= Given task =
Please determine how many lines of the material include the word "content", and respond with nothing but that number.
* * *
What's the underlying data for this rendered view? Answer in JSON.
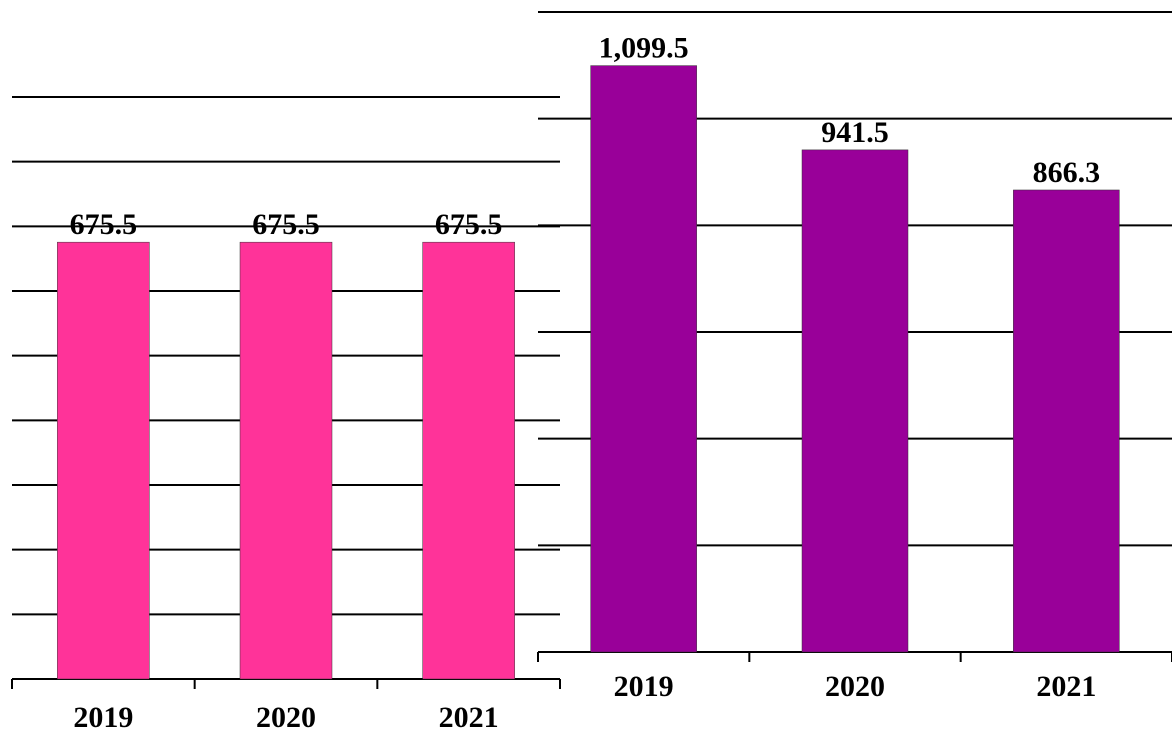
{
  "chart_data": [
    {
      "type": "bar",
      "categories": [
        "2019",
        "2020",
        "2021"
      ],
      "values": [
        675.5,
        675.5,
        675.5
      ],
      "color": "#ff3399",
      "ylim": [
        0,
        900
      ],
      "yticks": [
        0,
        100,
        200,
        300,
        400,
        500,
        600,
        700,
        800,
        900
      ],
      "grid": true
    },
    {
      "type": "bar",
      "categories": [
        "2019",
        "2020",
        "2021"
      ],
      "values": [
        1099.5,
        941.5,
        866.3
      ],
      "value_labels": [
        "1,099.5",
        "941.5",
        "866.3"
      ],
      "color": "#990099",
      "ylim": [
        0,
        1200
      ],
      "yticks": [
        0,
        200,
        400,
        600,
        800,
        1000,
        1200
      ],
      "grid": true
    }
  ]
}
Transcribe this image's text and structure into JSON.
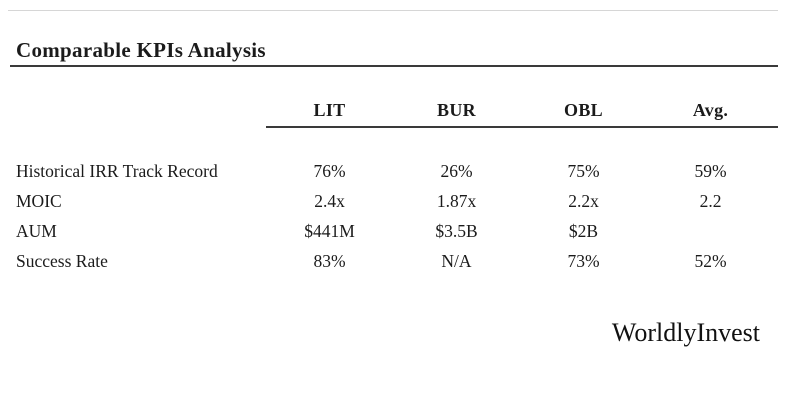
{
  "header": {
    "title": "Comparable KPIs Analysis"
  },
  "table": {
    "columns": [
      "LIT",
      "BUR",
      "OBL",
      "Avg."
    ],
    "rows": [
      {
        "label": "Historical IRR Track Record",
        "values": [
          "76%",
          "26%",
          "75%",
          "59%"
        ]
      },
      {
        "label": "MOIC",
        "values": [
          "2.4x",
          "1.87x",
          "2.2x",
          "2.2"
        ]
      },
      {
        "label": "AUM",
        "values": [
          "$441M",
          "$3.5B",
          "$2B",
          ""
        ]
      },
      {
        "label": "Success Rate",
        "values": [
          "83%",
          "N/A",
          "73%",
          "52%"
        ]
      }
    ]
  },
  "footer": {
    "watermark": "WorldlyInvest"
  },
  "colors": {
    "background": "#ffffff",
    "text": "#1b1b1b",
    "rule_dark": "#3a3a3a",
    "rule_light": "#d6d6d6"
  }
}
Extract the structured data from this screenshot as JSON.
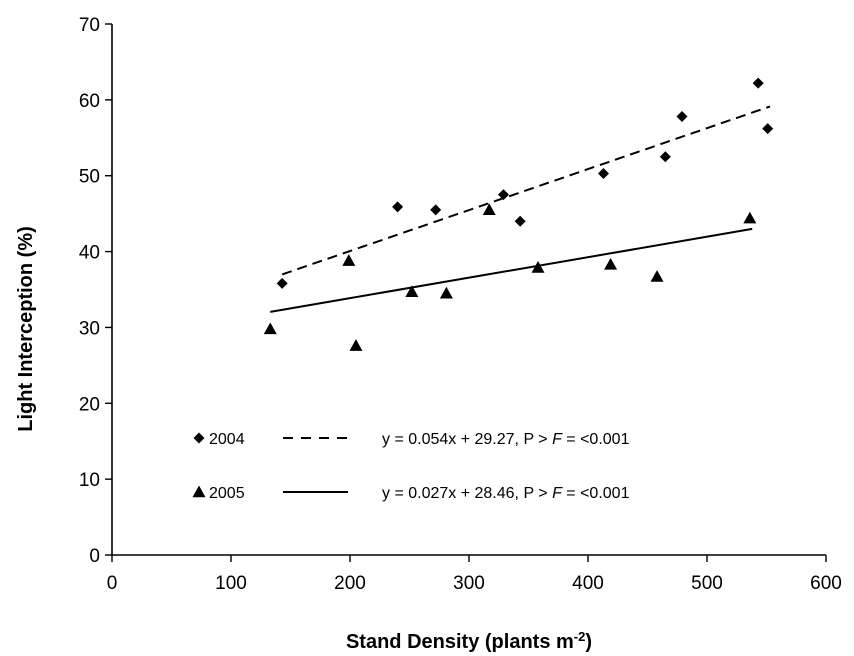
{
  "chart_data": {
    "type": "scatter",
    "xlabel": "Stand Density (plants m",
    "xlabel_sup": "-2",
    "xlabel_close": ")",
    "ylabel": "Light Interception (%)",
    "xlim": [
      0,
      600
    ],
    "ylim": [
      0,
      70
    ],
    "xticks": [
      "0",
      "100",
      "200",
      "300",
      "400",
      "500",
      "600"
    ],
    "yticks": [
      "0",
      "10",
      "20",
      "30",
      "40",
      "50",
      "60",
      "70"
    ],
    "grid": false,
    "legend_position": "bottom-left",
    "series": [
      {
        "name": "2004",
        "marker": "diamond",
        "trend_style": "dashed",
        "equation": "y = 0.054x + 29.27, P > F = <0.001",
        "equation_parts": [
          "y = 0.054x + 29.27, P > ",
          "F",
          " = <0.001"
        ],
        "trend_range": [
          143,
          553
        ],
        "slope": 0.054,
        "intercept": 29.27,
        "points": [
          {
            "x": 143,
            "y": 35.8
          },
          {
            "x": 240,
            "y": 45.9
          },
          {
            "x": 272,
            "y": 45.5
          },
          {
            "x": 329,
            "y": 47.5
          },
          {
            "x": 343,
            "y": 44.0
          },
          {
            "x": 413,
            "y": 50.3
          },
          {
            "x": 465,
            "y": 52.5
          },
          {
            "x": 479,
            "y": 57.8
          },
          {
            "x": 543,
            "y": 62.2
          },
          {
            "x": 551,
            "y": 56.2
          }
        ]
      },
      {
        "name": "2005",
        "marker": "triangle",
        "trend_style": "solid",
        "equation": "y = 0.027x + 28.46, P > F = <0.001",
        "equation_parts": [
          "y = 0.027x + 28.46, P > ",
          "F",
          " = <0.001"
        ],
        "trend_range": [
          133,
          538
        ],
        "slope": 0.027,
        "intercept": 28.46,
        "points": [
          {
            "x": 133,
            "y": 29.8
          },
          {
            "x": 199,
            "y": 38.8
          },
          {
            "x": 205,
            "y": 27.6
          },
          {
            "x": 252,
            "y": 34.7
          },
          {
            "x": 281,
            "y": 34.5
          },
          {
            "x": 317,
            "y": 45.5
          },
          {
            "x": 358,
            "y": 37.9
          },
          {
            "x": 419,
            "y": 38.3
          },
          {
            "x": 458,
            "y": 36.7
          },
          {
            "x": 536,
            "y": 44.4
          }
        ]
      }
    ]
  }
}
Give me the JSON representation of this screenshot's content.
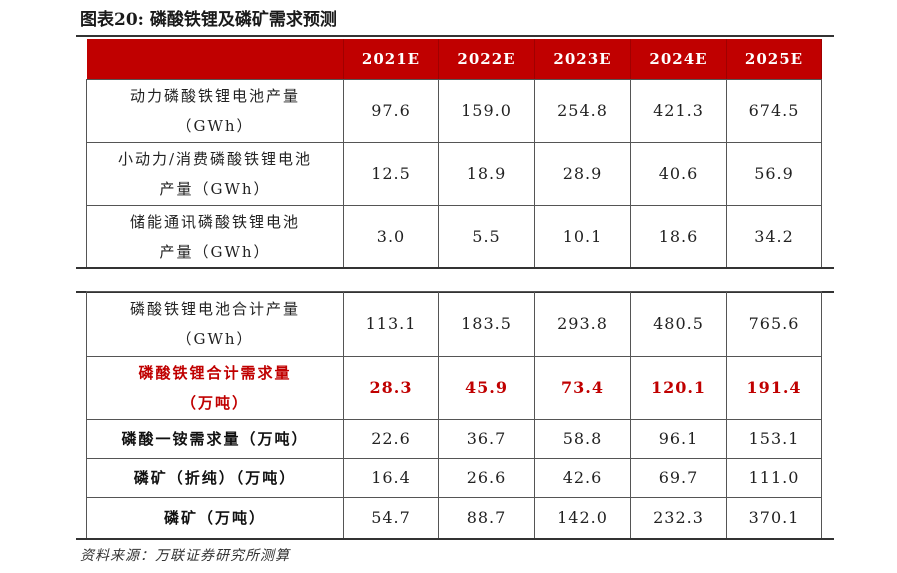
{
  "title": "图表20:  磷酸铁锂及磷矿需求预测",
  "columns": [
    "2021E",
    "2022E",
    "2023E",
    "2024E",
    "2025E"
  ],
  "table1": [
    {
      "label1": "动力磷酸铁锂电池产量",
      "label2": "（GWh）",
      "values": [
        "97.6",
        "159.0",
        "254.8",
        "421.3",
        "674.5"
      ]
    },
    {
      "label1": "小动力/消费磷酸铁锂电池",
      "label2": "产量（GWh）",
      "values": [
        "12.5",
        "18.9",
        "28.9",
        "40.6",
        "56.9"
      ]
    },
    {
      "label1": "储能通讯磷酸铁锂电池",
      "label2": "产量（GWh）",
      "values": [
        "3.0",
        "5.5",
        "10.1",
        "18.6",
        "34.2"
      ]
    }
  ],
  "table2": [
    {
      "label1": "磷酸铁锂电池合计产量",
      "label2": "（GWh）",
      "values": [
        "113.1",
        "183.5",
        "293.8",
        "480.5",
        "765.6"
      ]
    },
    {
      "label1": "磷酸铁锂合计需求量",
      "label2": "（万吨）",
      "values": [
        "28.3",
        "45.9",
        "73.4",
        "120.1",
        "191.4"
      ]
    },
    {
      "label1": "磷酸一铵需求量（万吨）",
      "label2": "",
      "values": [
        "22.6",
        "36.7",
        "58.8",
        "96.1",
        "153.1"
      ]
    },
    {
      "label1": "磷矿（折纯）（万吨）",
      "label2": "",
      "values": [
        "16.4",
        "26.6",
        "42.6",
        "69.7",
        "111.0"
      ]
    },
    {
      "label1": "磷矿（万吨）",
      "label2": "",
      "values": [
        "54.7",
        "88.7",
        "142.0",
        "232.3",
        "370.1"
      ]
    }
  ],
  "source": "资料来源：万联证券研究所测算",
  "colors": {
    "header_bg": "#c00000",
    "highlight_text": "#c00000"
  }
}
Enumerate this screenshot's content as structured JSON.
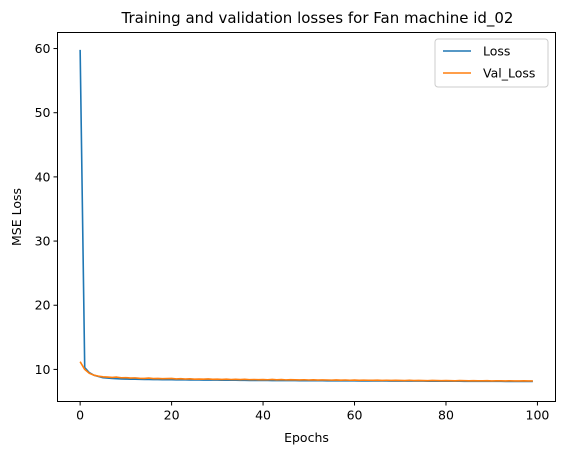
{
  "chart_data": {
    "type": "line",
    "title": "Training and validation losses for Fan machine id_02",
    "xlabel": "Epochs",
    "ylabel": "MSE Loss",
    "xlim": [
      -4.95,
      103.95
    ],
    "ylim": [
      5.0,
      62.5
    ],
    "xticks": [
      0,
      20,
      40,
      60,
      80,
      100
    ],
    "yticks": [
      10,
      20,
      30,
      40,
      50,
      60
    ],
    "grid": false,
    "legend_position": "upper-right",
    "series": [
      {
        "name": "Loss",
        "color": "#1f77b4",
        "x": [
          0,
          1,
          2,
          3,
          4,
          5,
          6,
          7,
          8,
          9,
          10,
          11,
          12,
          13,
          14,
          15,
          16,
          17,
          18,
          19,
          20,
          21,
          22,
          23,
          24,
          25,
          26,
          27,
          28,
          29,
          30,
          31,
          32,
          33,
          34,
          35,
          36,
          37,
          38,
          39,
          40,
          41,
          42,
          43,
          44,
          45,
          46,
          47,
          48,
          49,
          50,
          51,
          52,
          53,
          54,
          55,
          56,
          57,
          58,
          59,
          60,
          61,
          62,
          63,
          64,
          65,
          66,
          67,
          68,
          69,
          70,
          71,
          72,
          73,
          74,
          75,
          76,
          77,
          78,
          79,
          80,
          81,
          82,
          83,
          84,
          85,
          86,
          87,
          88,
          89,
          90,
          91,
          92,
          93,
          94,
          95,
          96,
          97,
          98,
          99
        ],
        "y": [
          59.8,
          10.3,
          9.5,
          9.1,
          8.9,
          8.7,
          8.65,
          8.6,
          8.55,
          8.52,
          8.5,
          8.48,
          8.47,
          8.45,
          8.44,
          8.43,
          8.42,
          8.41,
          8.4,
          8.4,
          8.39,
          8.38,
          8.37,
          8.37,
          8.36,
          8.35,
          8.35,
          8.34,
          8.34,
          8.33,
          8.33,
          8.32,
          8.32,
          8.31,
          8.31,
          8.3,
          8.3,
          8.29,
          8.29,
          8.29,
          8.28,
          8.28,
          8.27,
          8.27,
          8.27,
          8.26,
          8.26,
          8.26,
          8.25,
          8.25,
          8.25,
          8.24,
          8.24,
          8.24,
          8.23,
          8.23,
          8.23,
          8.22,
          8.22,
          8.22,
          8.22,
          8.21,
          8.21,
          8.21,
          8.2,
          8.2,
          8.2,
          8.2,
          8.19,
          8.19,
          8.19,
          8.19,
          8.18,
          8.18,
          8.18,
          8.18,
          8.17,
          8.17,
          8.17,
          8.17,
          8.16,
          8.16,
          8.16,
          8.16,
          8.15,
          8.15,
          8.15,
          8.15,
          8.15,
          8.14,
          8.14,
          8.14,
          8.14,
          8.13,
          8.13,
          8.13,
          8.13,
          8.13,
          8.12,
          8.12
        ]
      },
      {
        "name": "Val_Loss",
        "color": "#ff7f0e",
        "x": [
          0,
          1,
          2,
          3,
          4,
          5,
          6,
          7,
          8,
          9,
          10,
          11,
          12,
          13,
          14,
          15,
          16,
          17,
          18,
          19,
          20,
          21,
          22,
          23,
          24,
          25,
          26,
          27,
          28,
          29,
          30,
          31,
          32,
          33,
          34,
          35,
          36,
          37,
          38,
          39,
          40,
          41,
          42,
          43,
          44,
          45,
          46,
          47,
          48,
          49,
          50,
          51,
          52,
          53,
          54,
          55,
          56,
          57,
          58,
          59,
          60,
          61,
          62,
          63,
          64,
          65,
          66,
          67,
          68,
          69,
          70,
          71,
          72,
          73,
          74,
          75,
          76,
          77,
          78,
          79,
          80,
          81,
          82,
          83,
          84,
          85,
          86,
          87,
          88,
          89,
          90,
          91,
          92,
          93,
          94,
          95,
          96,
          97,
          98,
          99
        ],
        "y": [
          11.2,
          10.0,
          9.4,
          9.1,
          8.95,
          8.85,
          8.8,
          8.75,
          8.8,
          8.7,
          8.72,
          8.65,
          8.68,
          8.62,
          8.6,
          8.65,
          8.58,
          8.6,
          8.55,
          8.57,
          8.6,
          8.52,
          8.55,
          8.5,
          8.53,
          8.48,
          8.5,
          8.47,
          8.52,
          8.46,
          8.48,
          8.44,
          8.47,
          8.43,
          8.45,
          8.42,
          8.46,
          8.41,
          8.43,
          8.4,
          8.42,
          8.39,
          8.44,
          8.38,
          8.42,
          8.37,
          8.4,
          8.38,
          8.36,
          8.39,
          8.35,
          8.38,
          8.34,
          8.37,
          8.35,
          8.33,
          8.36,
          8.32,
          8.35,
          8.31,
          8.34,
          8.3,
          8.33,
          8.31,
          8.3,
          8.32,
          8.29,
          8.31,
          8.28,
          8.3,
          8.29,
          8.27,
          8.3,
          8.26,
          8.28,
          8.27,
          8.25,
          8.28,
          8.26,
          8.24,
          8.27,
          8.25,
          8.23,
          8.26,
          8.24,
          8.22,
          8.25,
          8.23,
          8.22,
          8.24,
          8.21,
          8.23,
          8.22,
          8.2,
          8.23,
          8.21,
          8.2,
          8.22,
          8.21,
          8.2
        ]
      }
    ]
  }
}
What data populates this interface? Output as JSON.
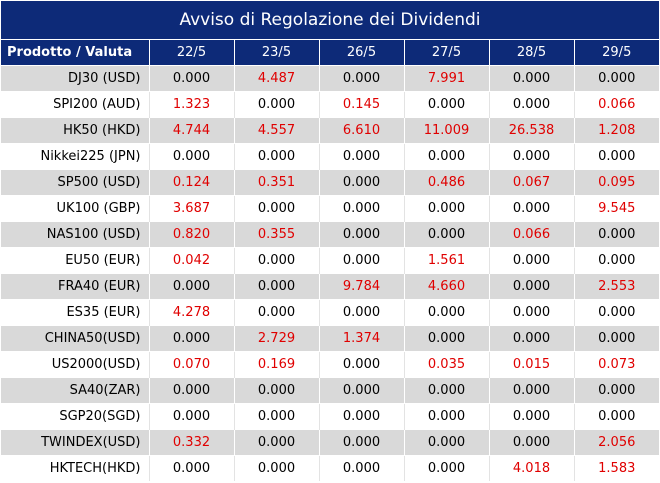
{
  "title": "Avviso di Regolazione dei Dividendi",
  "colors": {
    "header_bg": "#0d2a78",
    "nonzero_value": "#e00000",
    "zero_value": "#000000",
    "stripe": "#d9d9d9"
  },
  "table": {
    "product_header": "Prodotto / Valuta",
    "dates": [
      "22/5",
      "23/5",
      "26/5",
      "27/5",
      "28/5",
      "29/5"
    ],
    "rows": [
      {
        "product": "DJ30 (USD)",
        "values": [
          "0.000",
          "4.487",
          "0.000",
          "7.991",
          "0.000",
          "0.000"
        ]
      },
      {
        "product": "SPI200 (AUD)",
        "values": [
          "1.323",
          "0.000",
          "0.145",
          "0.000",
          "0.000",
          "0.066"
        ]
      },
      {
        "product": "HK50 (HKD)",
        "values": [
          "4.744",
          "4.557",
          "6.610",
          "11.009",
          "26.538",
          "1.208"
        ]
      },
      {
        "product": "Nikkei225 (JPN)",
        "values": [
          "0.000",
          "0.000",
          "0.000",
          "0.000",
          "0.000",
          "0.000"
        ]
      },
      {
        "product": "SP500 (USD)",
        "values": [
          "0.124",
          "0.351",
          "0.000",
          "0.486",
          "0.067",
          "0.095"
        ]
      },
      {
        "product": "UK100 (GBP)",
        "values": [
          "3.687",
          "0.000",
          "0.000",
          "0.000",
          "0.000",
          "9.545"
        ]
      },
      {
        "product": "NAS100 (USD)",
        "values": [
          "0.820",
          "0.355",
          "0.000",
          "0.000",
          "0.066",
          "0.000"
        ]
      },
      {
        "product": "EU50 (EUR)",
        "values": [
          "0.042",
          "0.000",
          "0.000",
          "1.561",
          "0.000",
          "0.000"
        ]
      },
      {
        "product": "FRA40 (EUR)",
        "values": [
          "0.000",
          "0.000",
          "9.784",
          "4.660",
          "0.000",
          "2.553"
        ]
      },
      {
        "product": "ES35 (EUR)",
        "values": [
          "4.278",
          "0.000",
          "0.000",
          "0.000",
          "0.000",
          "0.000"
        ]
      },
      {
        "product": "CHINA50(USD)",
        "values": [
          "0.000",
          "2.729",
          "1.374",
          "0.000",
          "0.000",
          "0.000"
        ]
      },
      {
        "product": "US2000(USD)",
        "values": [
          "0.070",
          "0.169",
          "0.000",
          "0.035",
          "0.015",
          "0.073"
        ]
      },
      {
        "product": "SA40(ZAR)",
        "values": [
          "0.000",
          "0.000",
          "0.000",
          "0.000",
          "0.000",
          "0.000"
        ]
      },
      {
        "product": "SGP20(SGD)",
        "values": [
          "0.000",
          "0.000",
          "0.000",
          "0.000",
          "0.000",
          "0.000"
        ]
      },
      {
        "product": "TWINDEX(USD)",
        "values": [
          "0.332",
          "0.000",
          "0.000",
          "0.000",
          "0.000",
          "2.056"
        ]
      },
      {
        "product": "HKTECH(HKD)",
        "values": [
          "0.000",
          "0.000",
          "0.000",
          "0.000",
          "4.018",
          "1.583"
        ]
      }
    ]
  }
}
* * *
= Answer to this task =
2